What the task asks.
Could you write out every record below exactly, leaving out any pictures?
— BEGIN Extracted data —
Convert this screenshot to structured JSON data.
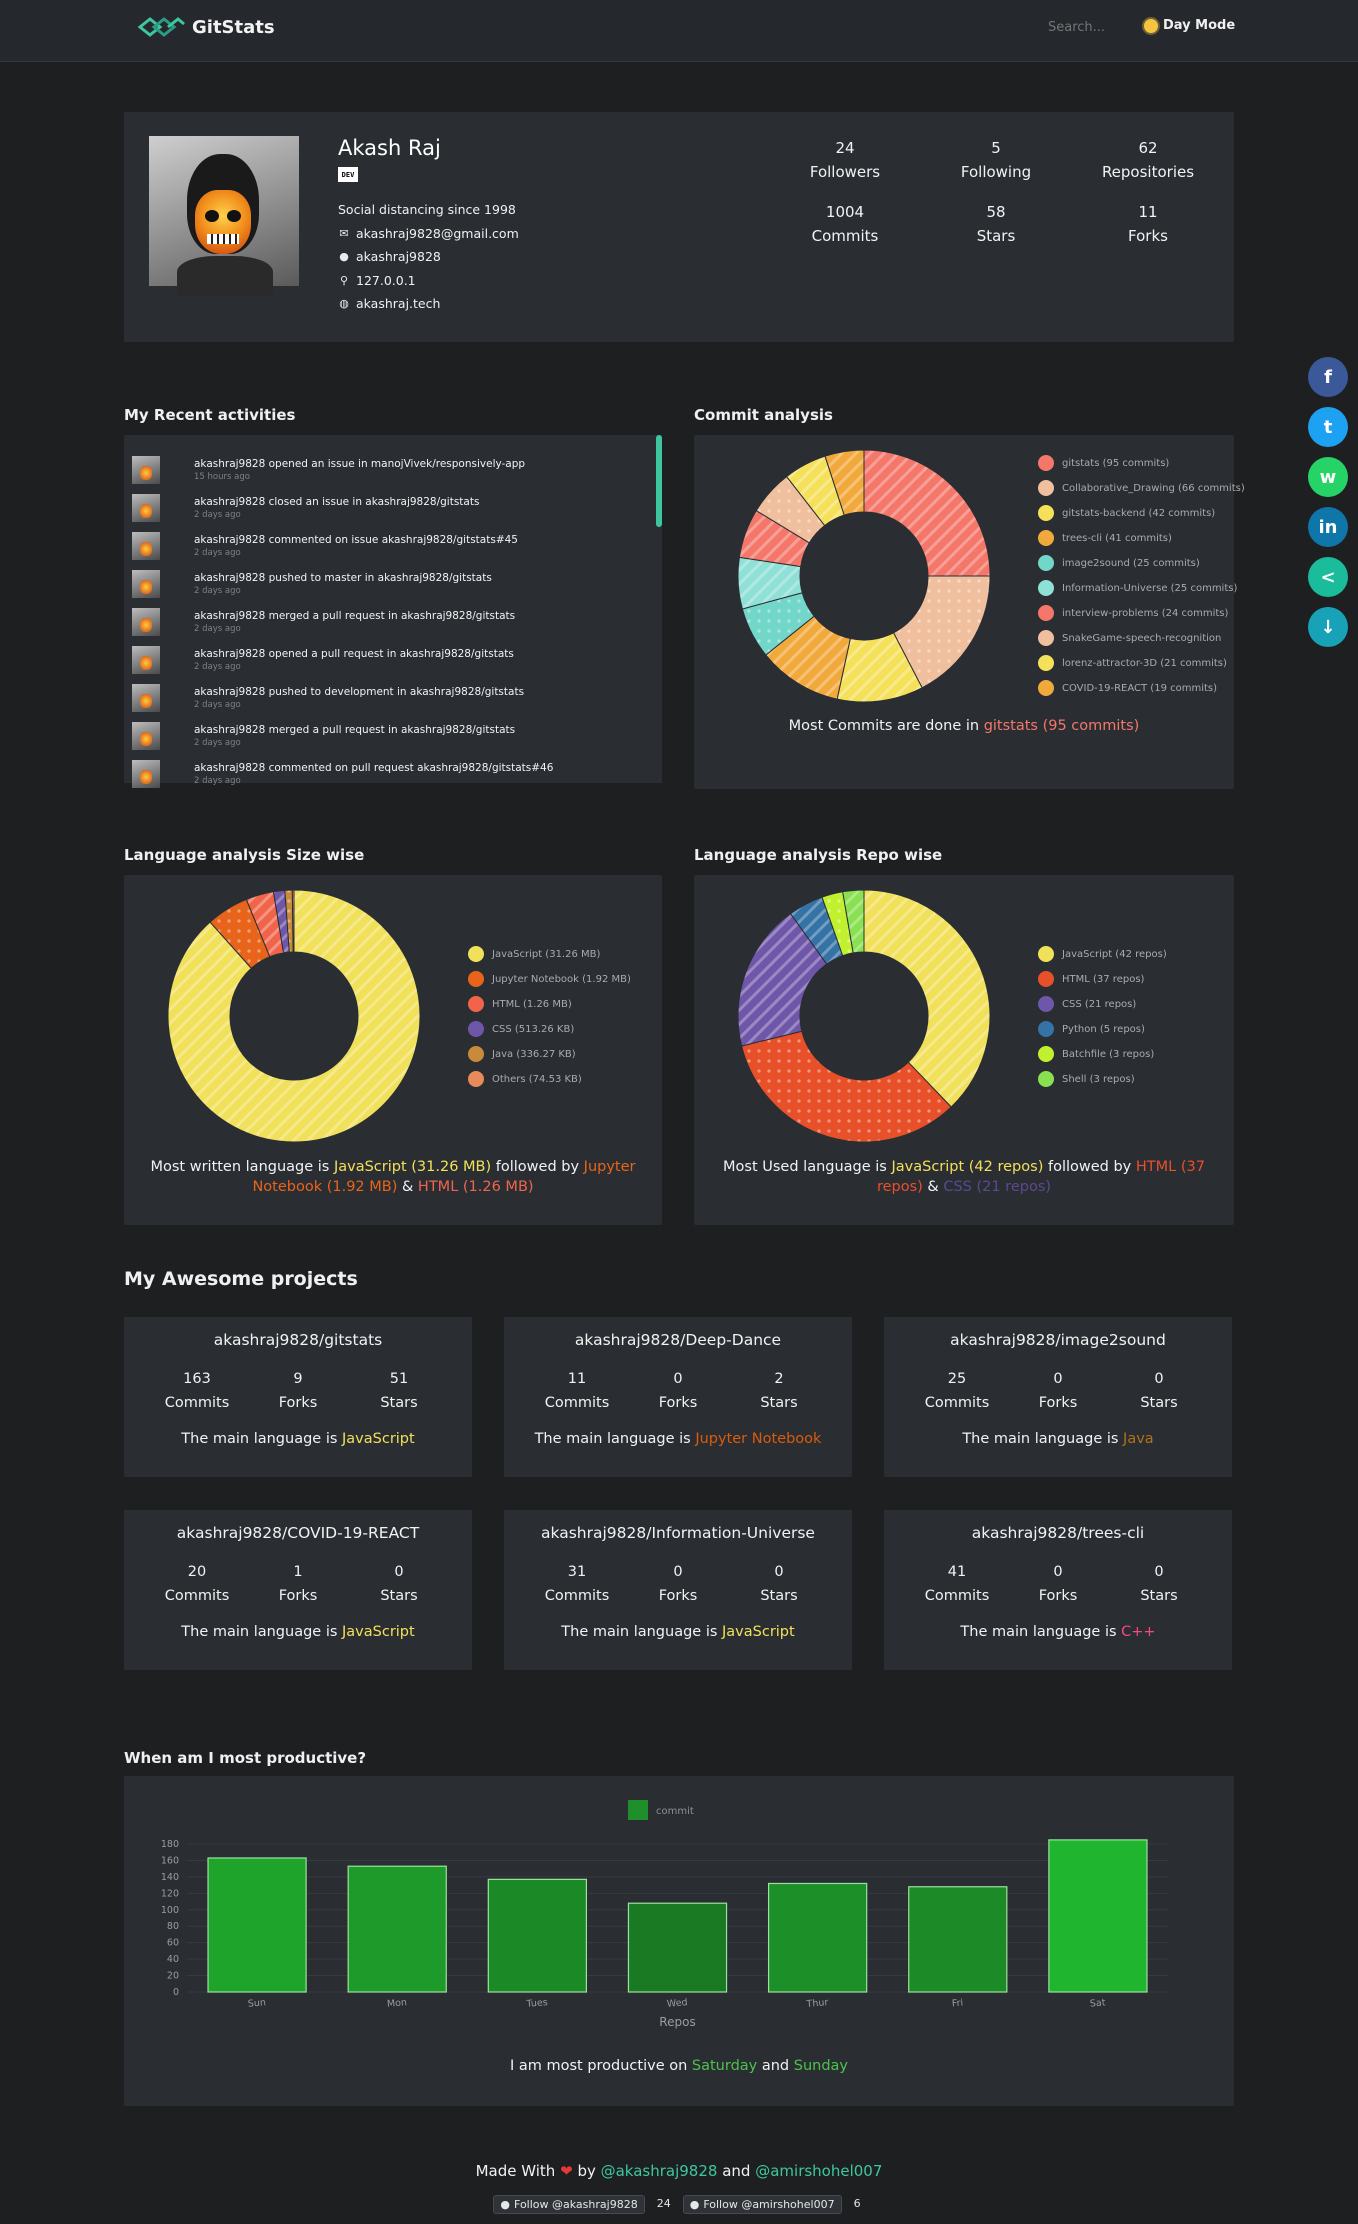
{
  "nav": {
    "brand": "GitStats",
    "search_placeholder": "Search...",
    "day_mode": "Day Mode"
  },
  "profile": {
    "name": "Akash Raj",
    "badge": "DEV",
    "bio": "Social distancing since 1998",
    "email": "akashraj9828@gmail.com",
    "github": "akashraj9828",
    "location": "127.0.0.1",
    "website": "akashraj.tech",
    "stats": [
      {
        "value": "24",
        "label": "Followers"
      },
      {
        "value": "5",
        "label": "Following"
      },
      {
        "value": "62",
        "label": "Repositories"
      },
      {
        "value": "1004",
        "label": "Commits"
      },
      {
        "value": "58",
        "label": "Stars"
      },
      {
        "value": "11",
        "label": "Forks"
      }
    ]
  },
  "activities": {
    "title": "My Recent activities",
    "items": [
      {
        "text": "akashraj9828 opened an issue in manojVivek/responsively-app",
        "time": "15 hours ago"
      },
      {
        "text": "akashraj9828 closed an issue in akashraj9828/gitstats",
        "time": "2 days ago"
      },
      {
        "text": "akashraj9828 commented on issue akashraj9828/gitstats#45",
        "time": "2 days ago"
      },
      {
        "text": "akashraj9828 pushed to master in akashraj9828/gitstats",
        "time": "2 days ago"
      },
      {
        "text": "akashraj9828 merged a pull request in akashraj9828/gitstats",
        "time": "2 days ago"
      },
      {
        "text": "akashraj9828 opened a pull request in akashraj9828/gitstats",
        "time": "2 days ago"
      },
      {
        "text": "akashraj9828 pushed to development in akashraj9828/gitstats",
        "time": "2 days ago"
      },
      {
        "text": "akashraj9828 merged a pull request in akashraj9828/gitstats",
        "time": "2 days ago"
      },
      {
        "text": "akashraj9828 commented on pull request akashraj9828/gitstats#46",
        "time": "2 days ago"
      }
    ]
  },
  "commit_summary": {
    "prefix": "Most Commits are done in ",
    "highlight": "gitstats (95 commits)"
  },
  "size_summary": {
    "prefix": "Most written language is ",
    "lang1": "JavaScript (31.26 MB)",
    "mid": " followed by ",
    "lang2": "Jupyter Notebook (1.92 MB)",
    "amp": " & ",
    "lang3": "HTML (1.26 MB)"
  },
  "repo_summary": {
    "prefix": "Most Used language is ",
    "lang1": "JavaScript (42 repos)",
    "mid": " followed by ",
    "lang2": "HTML (37 repos)",
    "amp": " & ",
    "lang3": "CSS (21 repos)"
  },
  "projects": {
    "title": "My Awesome projects",
    "lang_prefix": "The main language is ",
    "labels": {
      "commits": "Commits",
      "forks": "Forks",
      "stars": "Stars"
    },
    "items": [
      {
        "name": "akashraj9828/gitstats",
        "commits": "163",
        "forks": "9",
        "stars": "51",
        "lang": "JavaScript",
        "lang_color": "#f1e05a"
      },
      {
        "name": "akashraj9828/Deep-Dance",
        "commits": "11",
        "forks": "0",
        "stars": "2",
        "lang": "Jupyter Notebook",
        "lang_color": "#DA5B0B"
      },
      {
        "name": "akashraj9828/image2sound",
        "commits": "25",
        "forks": "0",
        "stars": "0",
        "lang": "Java",
        "lang_color": "#b07219"
      },
      {
        "name": "akashraj9828/COVID-19-REACT",
        "commits": "20",
        "forks": "1",
        "stars": "0",
        "lang": "JavaScript",
        "lang_color": "#f1e05a"
      },
      {
        "name": "akashraj9828/Information-Universe",
        "commits": "31",
        "forks": "0",
        "stars": "0",
        "lang": "JavaScript",
        "lang_color": "#f1e05a"
      },
      {
        "name": "akashraj9828/trees-cli",
        "commits": "41",
        "forks": "0",
        "stars": "0",
        "lang": "C++",
        "lang_color": "#f34b7d"
      }
    ]
  },
  "productive_summary": {
    "prefix": "I am most productive on ",
    "day1": "Saturday",
    "and": " and ",
    "day2": "Sunday"
  },
  "footer": {
    "made_with": "Made With",
    "by": " by ",
    "user1": "@akashraj9828",
    "and": " and ",
    "user2": "@amirshohel007",
    "follow1": "Follow @akashraj9828",
    "count1": "24",
    "follow2": "Follow @amirshohel007",
    "count2": "6"
  },
  "chart_data": [
    {
      "type": "pie",
      "title": "Commit analysis",
      "labels": [
        "gitstats (95 commits)",
        "Collaborative_Drawing (66 commits)",
        "gitstats-backend (42 commits)",
        "trees-cli (41 commits)",
        "image2sound (25 commits)",
        "Information-Universe (25 commits)",
        "interview-problems (24 commits)",
        "SnakeGame-speech-recognition",
        "lorenz-attractor-3D (21 commits)",
        "COVID-19-REACT (19 commits)"
      ],
      "values": [
        95,
        66,
        42,
        41,
        25,
        25,
        24,
        22,
        21,
        19
      ],
      "colors": [
        "#f4776a",
        "#f0bf9d",
        "#f5e05a",
        "#f2a93b",
        "#72d6c9",
        "#8fe0d6",
        "#f4776a",
        "#f0bf9d",
        "#f5e05a",
        "#f2a93b"
      ]
    },
    {
      "type": "pie",
      "title": "Language analysis Size wise",
      "labels": [
        "JavaScript (31.26 MB)",
        "Jupyter Notebook (1.92 MB)",
        "HTML (1.26 MB)",
        "CSS (513.26 KB)",
        "Java (336.27 KB)",
        "Others (74.53 KB)"
      ],
      "values": [
        31.26,
        1.92,
        1.26,
        0.513,
        0.336,
        0.0745
      ],
      "colors": [
        "#f1e05a",
        "#e8641a",
        "#f0654a",
        "#6e56a8",
        "#c98a3c",
        "#e88a5a"
      ]
    },
    {
      "type": "pie",
      "title": "Language analysis Repo wise",
      "labels": [
        "JavaScript (42 repos)",
        "HTML (37 repos)",
        "CSS (21 repos)",
        "Python (5 repos)",
        "Batchfile (3 repos)",
        "Shell (3 repos)"
      ],
      "values": [
        42,
        37,
        21,
        5,
        3,
        3
      ],
      "colors": [
        "#f1e05a",
        "#e8502a",
        "#6e56a8",
        "#3572a5",
        "#c1f12e",
        "#89e051"
      ]
    },
    {
      "type": "bar",
      "title": "When am I most productive?",
      "legend": "commit",
      "xlabel": "Repos",
      "categories": [
        "Sun",
        "Mon",
        "Tues",
        "Wed",
        "Thur",
        "Fri",
        "Sat"
      ],
      "values": [
        163,
        153,
        137,
        108,
        132,
        128,
        185
      ],
      "ylim": [
        0,
        180
      ],
      "yticks": [
        0,
        20,
        40,
        60,
        80,
        100,
        120,
        140,
        160,
        180
      ]
    }
  ],
  "sections": {
    "commit_title": "Commit analysis",
    "size_title": "Language analysis Size wise",
    "repo_title": "Language analysis Repo wise",
    "productive_title": "When am I most productive?"
  },
  "share": [
    {
      "name": "facebook",
      "glyph": "f",
      "color": "#3b5998"
    },
    {
      "name": "twitter",
      "glyph": "t",
      "color": "#1da1f2"
    },
    {
      "name": "whatsapp",
      "glyph": "w",
      "color": "#25d366"
    },
    {
      "name": "linkedin",
      "glyph": "in",
      "color": "#0e76a8"
    },
    {
      "name": "share",
      "glyph": "<",
      "color": "#1abc9c"
    },
    {
      "name": "download",
      "glyph": "↓",
      "color": "#17a2b8"
    }
  ]
}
— END Extracted data —
Exercise result.
Convert this screenshot to structured JSON data.
{
  "nav": {
    "brand": "GitStats",
    "search_placeholder": "Search...",
    "day_mode": "Day Mode"
  },
  "profile": {
    "name": "Akash Raj",
    "badge": "DEV",
    "bio": "Social distancing since 1998",
    "email": "akashraj9828@gmail.com",
    "github": "akashraj9828",
    "location": "127.0.0.1",
    "website": "akashraj.tech",
    "stats": [
      {
        "value": "24",
        "label": "Followers"
      },
      {
        "value": "5",
        "label": "Following"
      },
      {
        "value": "62",
        "label": "Repositories"
      },
      {
        "value": "1004",
        "label": "Commits"
      },
      {
        "value": "58",
        "label": "Stars"
      },
      {
        "value": "11",
        "label": "Forks"
      }
    ]
  },
  "activities": {
    "title": "My Recent activities",
    "items": [
      {
        "text": "akashraj9828 opened an issue in manojVivek/responsively-app",
        "time": "15 hours ago"
      },
      {
        "text": "akashraj9828 closed an issue in akashraj9828/gitstats",
        "time": "2 days ago"
      },
      {
        "text": "akashraj9828 commented on issue akashraj9828/gitstats#45",
        "time": "2 days ago"
      },
      {
        "text": "akashraj9828 pushed to master in akashraj9828/gitstats",
        "time": "2 days ago"
      },
      {
        "text": "akashraj9828 merged a pull request in akashraj9828/gitstats",
        "time": "2 days ago"
      },
      {
        "text": "akashraj9828 opened a pull request in akashraj9828/gitstats",
        "time": "2 days ago"
      },
      {
        "text": "akashraj9828 pushed to development in akashraj9828/gitstats",
        "time": "2 days ago"
      },
      {
        "text": "akashraj9828 merged a pull request in akashraj9828/gitstats",
        "time": "2 days ago"
      },
      {
        "text": "akashraj9828 commented on pull request akashraj9828/gitstats#46",
        "time": "2 days ago"
      }
    ]
  },
  "commit_summary": {
    "prefix": "Most Commits are done in ",
    "highlight": "gitstats (95 commits)"
  },
  "size_summary": {
    "prefix": "Most written language is ",
    "lang1": "JavaScript (31.26 MB)",
    "mid": " followed by ",
    "lang2": "Jupyter Notebook (1.92 MB)",
    "amp": " & ",
    "lang3": "HTML (1.26 MB)"
  },
  "repo_summary": {
    "prefix": "Most Used language is ",
    "lang1": "JavaScript (42 repos)",
    "mid": " followed by ",
    "lang2": "HTML (37 repos)",
    "amp": " & ",
    "lang3": "CSS (21 repos)"
  },
  "projects": {
    "title": "My Awesome projects",
    "lang_prefix": "The main language is ",
    "labels": {
      "commits": "Commits",
      "forks": "Forks",
      "stars": "Stars"
    },
    "items": [
      {
        "name": "akashraj9828/gitstats",
        "commits": "163",
        "forks": "9",
        "stars": "51",
        "lang": "JavaScript",
        "lang_color": "#f1e05a"
      },
      {
        "name": "akashraj9828/Deep-Dance",
        "commits": "11",
        "forks": "0",
        "stars": "2",
        "lang": "Jupyter Notebook",
        "lang_color": "#DA5B0B"
      },
      {
        "name": "akashraj9828/image2sound",
        "commits": "25",
        "forks": "0",
        "stars": "0",
        "lang": "Java",
        "lang_color": "#b07219"
      },
      {
        "name": "akashraj9828/COVID-19-REACT",
        "commits": "20",
        "forks": "1",
        "stars": "0",
        "lang": "JavaScript",
        "lang_color": "#f1e05a"
      },
      {
        "name": "akashraj9828/Information-Universe",
        "commits": "31",
        "forks": "0",
        "stars": "0",
        "lang": "JavaScript",
        "lang_color": "#f1e05a"
      },
      {
        "name": "akashraj9828/trees-cli",
        "commits": "41",
        "forks": "0",
        "stars": "0",
        "lang": "C++",
        "lang_color": "#f34b7d"
      }
    ]
  },
  "productive_summary": {
    "prefix": "I am most productive on ",
    "day1": "Saturday",
    "and": " and ",
    "day2": "Sunday"
  },
  "footer": {
    "made_with": "Made With",
    "by": " by ",
    "user1": "@akashraj9828",
    "and": " and ",
    "user2": "@amirshohel007",
    "follow1": "Follow @akashraj9828",
    "count1": "24",
    "follow2": "Follow @amirshohel007",
    "count2": "6"
  },
  "chart_data": [
    {
      "type": "pie",
      "title": "Commit analysis",
      "labels": [
        "gitstats (95 commits)",
        "Collaborative_Drawing (66 commits)",
        "gitstats-backend (42 commits)",
        "trees-cli (41 commits)",
        "image2sound (25 commits)",
        "Information-Universe (25 commits)",
        "interview-problems (24 commits)",
        "SnakeGame-speech-recognition",
        "lorenz-attractor-3D (21 commits)",
        "COVID-19-REACT (19 commits)"
      ],
      "values": [
        95,
        66,
        42,
        41,
        25,
        25,
        24,
        22,
        21,
        19
      ],
      "colors": [
        "#f4776a",
        "#f0bf9d",
        "#f5e05a",
        "#f2a93b",
        "#72d6c9",
        "#8fe0d6",
        "#f4776a",
        "#f0bf9d",
        "#f5e05a",
        "#f2a93b"
      ]
    },
    {
      "type": "pie",
      "title": "Language analysis Size wise",
      "labels": [
        "JavaScript (31.26 MB)",
        "Jupyter Notebook (1.92 MB)",
        "HTML (1.26 MB)",
        "CSS (513.26 KB)",
        "Java (336.27 KB)",
        "Others (74.53 KB)"
      ],
      "values": [
        31.26,
        1.92,
        1.26,
        0.513,
        0.336,
        0.0745
      ],
      "colors": [
        "#f1e05a",
        "#e8641a",
        "#f0654a",
        "#6e56a8",
        "#c98a3c",
        "#e88a5a"
      ]
    },
    {
      "type": "pie",
      "title": "Language analysis Repo wise",
      "labels": [
        "JavaScript (42 repos)",
        "HTML (37 repos)",
        "CSS (21 repos)",
        "Python (5 repos)",
        "Batchfile (3 repos)",
        "Shell (3 repos)"
      ],
      "values": [
        42,
        37,
        21,
        5,
        3,
        3
      ],
      "colors": [
        "#f1e05a",
        "#e8502a",
        "#6e56a8",
        "#3572a5",
        "#c1f12e",
        "#89e051"
      ]
    },
    {
      "type": "bar",
      "title": "When am I most productive?",
      "legend": "commit",
      "xlabel": "Repos",
      "categories": [
        "Sun",
        "Mon",
        "Tues",
        "Wed",
        "Thur",
        "Fri",
        "Sat"
      ],
      "values": [
        163,
        153,
        137,
        108,
        132,
        128,
        185
      ],
      "ylim": [
        0,
        180
      ],
      "yticks": [
        0,
        20,
        40,
        60,
        80,
        100,
        120,
        140,
        160,
        180
      ]
    }
  ],
  "sections": {
    "commit_title": "Commit analysis",
    "size_title": "Language analysis Size wise",
    "repo_title": "Language analysis Repo wise",
    "productive_title": "When am I most productive?"
  },
  "share": [
    {
      "name": "facebook",
      "glyph": "f",
      "color": "#3b5998"
    },
    {
      "name": "twitter",
      "glyph": "t",
      "color": "#1da1f2"
    },
    {
      "name": "whatsapp",
      "glyph": "w",
      "color": "#25d366"
    },
    {
      "name": "linkedin",
      "glyph": "in",
      "color": "#0e76a8"
    },
    {
      "name": "share",
      "glyph": "<",
      "color": "#1abc9c"
    },
    {
      "name": "download",
      "glyph": "↓",
      "color": "#17a2b8"
    }
  ]
}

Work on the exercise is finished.